[Task instructions] Give the listing below again in full, exactly as written.

[Records]
^^^^^^^^^^^^^^^^
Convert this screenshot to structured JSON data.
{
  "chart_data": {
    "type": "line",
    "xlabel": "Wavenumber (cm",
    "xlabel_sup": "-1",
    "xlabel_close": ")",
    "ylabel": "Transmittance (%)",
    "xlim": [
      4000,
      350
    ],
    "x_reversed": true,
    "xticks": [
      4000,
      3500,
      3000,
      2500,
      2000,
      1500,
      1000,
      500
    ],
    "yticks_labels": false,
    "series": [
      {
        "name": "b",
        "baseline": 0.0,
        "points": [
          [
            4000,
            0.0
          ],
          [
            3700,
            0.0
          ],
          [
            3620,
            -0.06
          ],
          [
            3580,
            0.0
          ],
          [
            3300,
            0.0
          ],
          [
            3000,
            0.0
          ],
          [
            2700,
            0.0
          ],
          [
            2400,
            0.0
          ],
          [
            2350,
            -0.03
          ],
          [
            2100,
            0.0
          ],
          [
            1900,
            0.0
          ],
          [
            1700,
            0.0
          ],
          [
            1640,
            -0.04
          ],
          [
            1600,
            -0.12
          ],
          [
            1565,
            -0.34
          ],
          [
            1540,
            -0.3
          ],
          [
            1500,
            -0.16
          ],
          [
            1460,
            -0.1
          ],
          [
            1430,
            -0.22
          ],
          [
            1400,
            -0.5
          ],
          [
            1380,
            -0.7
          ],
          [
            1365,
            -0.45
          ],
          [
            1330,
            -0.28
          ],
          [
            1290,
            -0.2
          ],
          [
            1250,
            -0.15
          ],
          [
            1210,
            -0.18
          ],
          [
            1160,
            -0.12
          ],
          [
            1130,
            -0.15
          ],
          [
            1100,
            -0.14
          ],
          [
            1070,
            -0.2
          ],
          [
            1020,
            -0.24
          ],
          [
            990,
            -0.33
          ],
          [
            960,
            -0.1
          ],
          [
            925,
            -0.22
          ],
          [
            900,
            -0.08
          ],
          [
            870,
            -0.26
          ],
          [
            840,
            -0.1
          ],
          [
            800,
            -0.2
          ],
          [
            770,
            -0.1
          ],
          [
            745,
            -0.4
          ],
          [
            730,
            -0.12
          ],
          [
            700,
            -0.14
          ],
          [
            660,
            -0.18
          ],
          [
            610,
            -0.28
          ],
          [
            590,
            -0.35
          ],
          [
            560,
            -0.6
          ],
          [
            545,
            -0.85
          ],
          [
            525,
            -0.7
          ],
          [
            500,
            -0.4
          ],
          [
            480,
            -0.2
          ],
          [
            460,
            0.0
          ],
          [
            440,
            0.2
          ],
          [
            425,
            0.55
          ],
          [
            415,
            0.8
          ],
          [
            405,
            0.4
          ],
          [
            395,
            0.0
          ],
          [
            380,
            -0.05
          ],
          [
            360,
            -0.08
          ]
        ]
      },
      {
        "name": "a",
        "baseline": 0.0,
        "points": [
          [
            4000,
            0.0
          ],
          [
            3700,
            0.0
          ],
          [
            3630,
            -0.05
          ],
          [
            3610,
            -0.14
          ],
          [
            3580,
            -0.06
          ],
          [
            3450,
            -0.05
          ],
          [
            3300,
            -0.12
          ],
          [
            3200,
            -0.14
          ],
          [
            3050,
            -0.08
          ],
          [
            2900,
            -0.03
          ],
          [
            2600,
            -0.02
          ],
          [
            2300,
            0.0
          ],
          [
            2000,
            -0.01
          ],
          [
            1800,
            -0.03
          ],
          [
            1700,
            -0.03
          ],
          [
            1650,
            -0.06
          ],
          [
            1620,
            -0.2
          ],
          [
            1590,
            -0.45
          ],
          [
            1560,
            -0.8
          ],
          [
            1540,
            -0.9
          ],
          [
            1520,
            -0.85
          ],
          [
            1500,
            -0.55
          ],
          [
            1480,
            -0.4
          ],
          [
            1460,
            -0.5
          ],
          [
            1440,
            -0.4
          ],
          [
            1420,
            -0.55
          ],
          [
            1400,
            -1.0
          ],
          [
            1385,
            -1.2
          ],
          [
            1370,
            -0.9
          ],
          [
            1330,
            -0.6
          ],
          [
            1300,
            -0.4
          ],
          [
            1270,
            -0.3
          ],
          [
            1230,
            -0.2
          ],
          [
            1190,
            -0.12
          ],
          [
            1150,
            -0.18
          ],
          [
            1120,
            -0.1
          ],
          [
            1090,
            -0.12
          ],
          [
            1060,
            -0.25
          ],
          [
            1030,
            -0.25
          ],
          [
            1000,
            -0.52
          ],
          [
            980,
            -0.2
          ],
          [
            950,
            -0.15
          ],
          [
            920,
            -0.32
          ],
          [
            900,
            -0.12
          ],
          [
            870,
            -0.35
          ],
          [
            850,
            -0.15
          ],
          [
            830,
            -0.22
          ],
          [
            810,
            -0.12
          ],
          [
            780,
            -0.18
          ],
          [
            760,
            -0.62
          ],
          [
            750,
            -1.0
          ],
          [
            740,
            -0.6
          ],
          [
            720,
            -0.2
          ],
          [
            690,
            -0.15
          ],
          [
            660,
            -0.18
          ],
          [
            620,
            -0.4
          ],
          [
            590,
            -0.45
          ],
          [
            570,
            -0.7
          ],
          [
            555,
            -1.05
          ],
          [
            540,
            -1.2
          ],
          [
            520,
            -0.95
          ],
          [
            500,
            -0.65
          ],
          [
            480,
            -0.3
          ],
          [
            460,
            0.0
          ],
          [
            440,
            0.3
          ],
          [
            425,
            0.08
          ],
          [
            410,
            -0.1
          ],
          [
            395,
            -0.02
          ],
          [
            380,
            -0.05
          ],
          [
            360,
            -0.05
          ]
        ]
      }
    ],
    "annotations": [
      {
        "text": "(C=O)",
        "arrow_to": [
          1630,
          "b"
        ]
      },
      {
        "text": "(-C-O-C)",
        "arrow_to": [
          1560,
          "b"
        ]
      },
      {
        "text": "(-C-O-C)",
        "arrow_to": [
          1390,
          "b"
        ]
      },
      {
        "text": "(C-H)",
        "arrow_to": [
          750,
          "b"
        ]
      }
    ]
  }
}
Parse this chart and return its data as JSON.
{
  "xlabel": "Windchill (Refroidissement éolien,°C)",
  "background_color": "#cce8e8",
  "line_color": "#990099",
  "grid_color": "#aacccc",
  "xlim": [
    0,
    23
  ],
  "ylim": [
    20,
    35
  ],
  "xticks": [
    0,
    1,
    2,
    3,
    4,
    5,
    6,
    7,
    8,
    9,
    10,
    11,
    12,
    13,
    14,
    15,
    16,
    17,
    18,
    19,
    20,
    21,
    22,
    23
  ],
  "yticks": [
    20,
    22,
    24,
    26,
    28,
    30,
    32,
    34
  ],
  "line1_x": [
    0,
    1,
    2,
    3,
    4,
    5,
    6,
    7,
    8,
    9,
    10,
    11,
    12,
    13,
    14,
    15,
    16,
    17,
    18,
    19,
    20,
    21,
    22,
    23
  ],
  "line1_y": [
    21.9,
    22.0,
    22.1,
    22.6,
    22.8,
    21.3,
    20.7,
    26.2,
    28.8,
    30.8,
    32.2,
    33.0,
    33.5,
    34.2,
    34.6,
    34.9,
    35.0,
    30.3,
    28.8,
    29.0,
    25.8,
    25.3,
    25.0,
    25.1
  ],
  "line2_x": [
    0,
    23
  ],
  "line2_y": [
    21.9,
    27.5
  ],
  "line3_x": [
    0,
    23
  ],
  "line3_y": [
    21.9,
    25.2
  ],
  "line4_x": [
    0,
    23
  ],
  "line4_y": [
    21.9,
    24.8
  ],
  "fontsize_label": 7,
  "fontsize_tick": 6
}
^^^^^^^^^^^^^^^^
[Task solution]
Convert this screenshot to structured JSON data.
{
  "chart_data": {
    "type": "line",
    "xlabel": "Wavenumber (cm",
    "xlabel_sup": "-1",
    "xlabel_close": ")",
    "ylabel": "Transmittance (%)",
    "xlim": [
      4000,
      350
    ],
    "x_reversed": true,
    "xticks": [
      4000,
      3500,
      3000,
      2500,
      2000,
      1500,
      1000,
      500
    ],
    "yticks_labels": false,
    "series": [
      {
        "name": "b",
        "baseline": 0.0,
        "points": [
          [
            4000,
            0.0
          ],
          [
            3700,
            0.0
          ],
          [
            3620,
            -0.06
          ],
          [
            3580,
            0.0
          ],
          [
            3300,
            0.0
          ],
          [
            3000,
            0.0
          ],
          [
            2700,
            0.0
          ],
          [
            2400,
            0.0
          ],
          [
            2350,
            -0.03
          ],
          [
            2100,
            0.0
          ],
          [
            1900,
            0.0
          ],
          [
            1700,
            0.0
          ],
          [
            1640,
            -0.04
          ],
          [
            1600,
            -0.12
          ],
          [
            1565,
            -0.34
          ],
          [
            1540,
            -0.3
          ],
          [
            1500,
            -0.16
          ],
          [
            1460,
            -0.1
          ],
          [
            1430,
            -0.22
          ],
          [
            1400,
            -0.5
          ],
          [
            1380,
            -0.7
          ],
          [
            1365,
            -0.45
          ],
          [
            1330,
            -0.28
          ],
          [
            1290,
            -0.2
          ],
          [
            1250,
            -0.15
          ],
          [
            1210,
            -0.18
          ],
          [
            1160,
            -0.12
          ],
          [
            1130,
            -0.15
          ],
          [
            1100,
            -0.14
          ],
          [
            1070,
            -0.2
          ],
          [
            1020,
            -0.24
          ],
          [
            990,
            -0.33
          ],
          [
            960,
            -0.1
          ],
          [
            925,
            -0.22
          ],
          [
            900,
            -0.08
          ],
          [
            870,
            -0.26
          ],
          [
            840,
            -0.1
          ],
          [
            800,
            -0.2
          ],
          [
            770,
            -0.1
          ],
          [
            745,
            -0.4
          ],
          [
            730,
            -0.12
          ],
          [
            700,
            -0.14
          ],
          [
            660,
            -0.18
          ],
          [
            610,
            -0.28
          ],
          [
            590,
            -0.35
          ],
          [
            560,
            -0.6
          ],
          [
            545,
            -0.85
          ],
          [
            525,
            -0.7
          ],
          [
            500,
            -0.4
          ],
          [
            480,
            -0.2
          ],
          [
            460,
            0.0
          ],
          [
            440,
            0.2
          ],
          [
            425,
            0.55
          ],
          [
            415,
            0.8
          ],
          [
            405,
            0.4
          ],
          [
            395,
            0.0
          ],
          [
            380,
            -0.05
          ],
          [
            360,
            -0.08
          ]
        ]
      },
      {
        "name": "a",
        "baseline": 0.0,
        "points": [
          [
            4000,
            0.0
          ],
          [
            3700,
            0.0
          ],
          [
            3630,
            -0.05
          ],
          [
            3610,
            -0.14
          ],
          [
            3580,
            -0.06
          ],
          [
            3450,
            -0.05
          ],
          [
            3300,
            -0.12
          ],
          [
            3200,
            -0.14
          ],
          [
            3050,
            -0.08
          ],
          [
            2900,
            -0.03
          ],
          [
            2600,
            -0.02
          ],
          [
            2300,
            0.0
          ],
          [
            2000,
            -0.01
          ],
          [
            1800,
            -0.03
          ],
          [
            1700,
            -0.03
          ],
          [
            1650,
            -0.06
          ],
          [
            1620,
            -0.2
          ],
          [
            1590,
            -0.45
          ],
          [
            1560,
            -0.8
          ],
          [
            1540,
            -0.9
          ],
          [
            1520,
            -0.85
          ],
          [
            1500,
            -0.55
          ],
          [
            1480,
            -0.4
          ],
          [
            1460,
            -0.5
          ],
          [
            1440,
            -0.4
          ],
          [
            1420,
            -0.55
          ],
          [
            1400,
            -1.0
          ],
          [
            1385,
            -1.2
          ],
          [
            1370,
            -0.9
          ],
          [
            1330,
            -0.6
          ],
          [
            1300,
            -0.4
          ],
          [
            1270,
            -0.3
          ],
          [
            1230,
            -0.2
          ],
          [
            1190,
            -0.12
          ],
          [
            1150,
            -0.18
          ],
          [
            1120,
            -0.1
          ],
          [
            1090,
            -0.12
          ],
          [
            1060,
            -0.25
          ],
          [
            1030,
            -0.25
          ],
          [
            1000,
            -0.52
          ],
          [
            980,
            -0.2
          ],
          [
            950,
            -0.15
          ],
          [
            920,
            -0.32
          ],
          [
            900,
            -0.12
          ],
          [
            870,
            -0.35
          ],
          [
            850,
            -0.15
          ],
          [
            830,
            -0.22
          ],
          [
            810,
            -0.12
          ],
          [
            780,
            -0.18
          ],
          [
            760,
            -0.62
          ],
          [
            750,
            -1.0
          ],
          [
            740,
            -0.6
          ],
          [
            720,
            -0.2
          ],
          [
            690,
            -0.15
          ],
          [
            660,
            -0.18
          ],
          [
            620,
            -0.4
          ],
          [
            590,
            -0.45
          ],
          [
            570,
            -0.7
          ],
          [
            555,
            -1.05
          ],
          [
            540,
            -1.2
          ],
          [
            520,
            -0.95
          ],
          [
            500,
            -0.65
          ],
          [
            480,
            -0.3
          ],
          [
            460,
            0.0
          ],
          [
            440,
            0.3
          ],
          [
            425,
            0.08
          ],
          [
            410,
            -0.1
          ],
          [
            395,
            -0.02
          ],
          [
            380,
            -0.05
          ],
          [
            360,
            -0.05
          ]
        ]
      }
    ],
    "annotations": [
      {
        "text": "(C=O)",
        "arrow_to": [
          1630,
          "b"
        ]
      },
      {
        "text": "(-C-O-C)",
        "arrow_to": [
          1560,
          "b"
        ]
      },
      {
        "text": "(-C-O-C)",
        "arrow_to": [
          1390,
          "b"
        ]
      },
      {
        "text": "(C-H)",
        "arrow_to": [
          750,
          "b"
        ]
      }
    ]
  }
}
Parse this chart and return its data as JSON.
{
  "xlabel": "Windchill (Refroidissement éolien,°C)",
  "background_color": "#cce8e8",
  "line_color": "#990099",
  "grid_color": "#aacccc",
  "xlim": [
    0,
    23
  ],
  "ylim": [
    20,
    35
  ],
  "xticks": [
    0,
    1,
    2,
    3,
    4,
    5,
    6,
    7,
    8,
    9,
    10,
    11,
    12,
    13,
    14,
    15,
    16,
    17,
    18,
    19,
    20,
    21,
    22,
    23
  ],
  "yticks": [
    20,
    22,
    24,
    26,
    28,
    30,
    32,
    34
  ],
  "line1_x": [
    0,
    1,
    2,
    3,
    4,
    5,
    6,
    7,
    8,
    9,
    10,
    11,
    12,
    13,
    14,
    15,
    16,
    17,
    18,
    19,
    20,
    21,
    22,
    23
  ],
  "line1_y": [
    21.9,
    22.0,
    22.1,
    22.6,
    22.8,
    21.3,
    20.7,
    26.2,
    28.8,
    30.8,
    32.2,
    33.0,
    33.5,
    34.2,
    34.6,
    34.9,
    35.0,
    30.3,
    28.8,
    29.0,
    25.8,
    25.3,
    25.0,
    25.1
  ],
  "line2_x": [
    0,
    23
  ],
  "line2_y": [
    21.9,
    27.5
  ],
  "line3_x": [
    0,
    23
  ],
  "line3_y": [
    21.9,
    25.2
  ],
  "line4_x": [
    0,
    23
  ],
  "line4_y": [
    21.9,
    24.8
  ],
  "fontsize_label": 7,
  "fontsize_tick": 6
}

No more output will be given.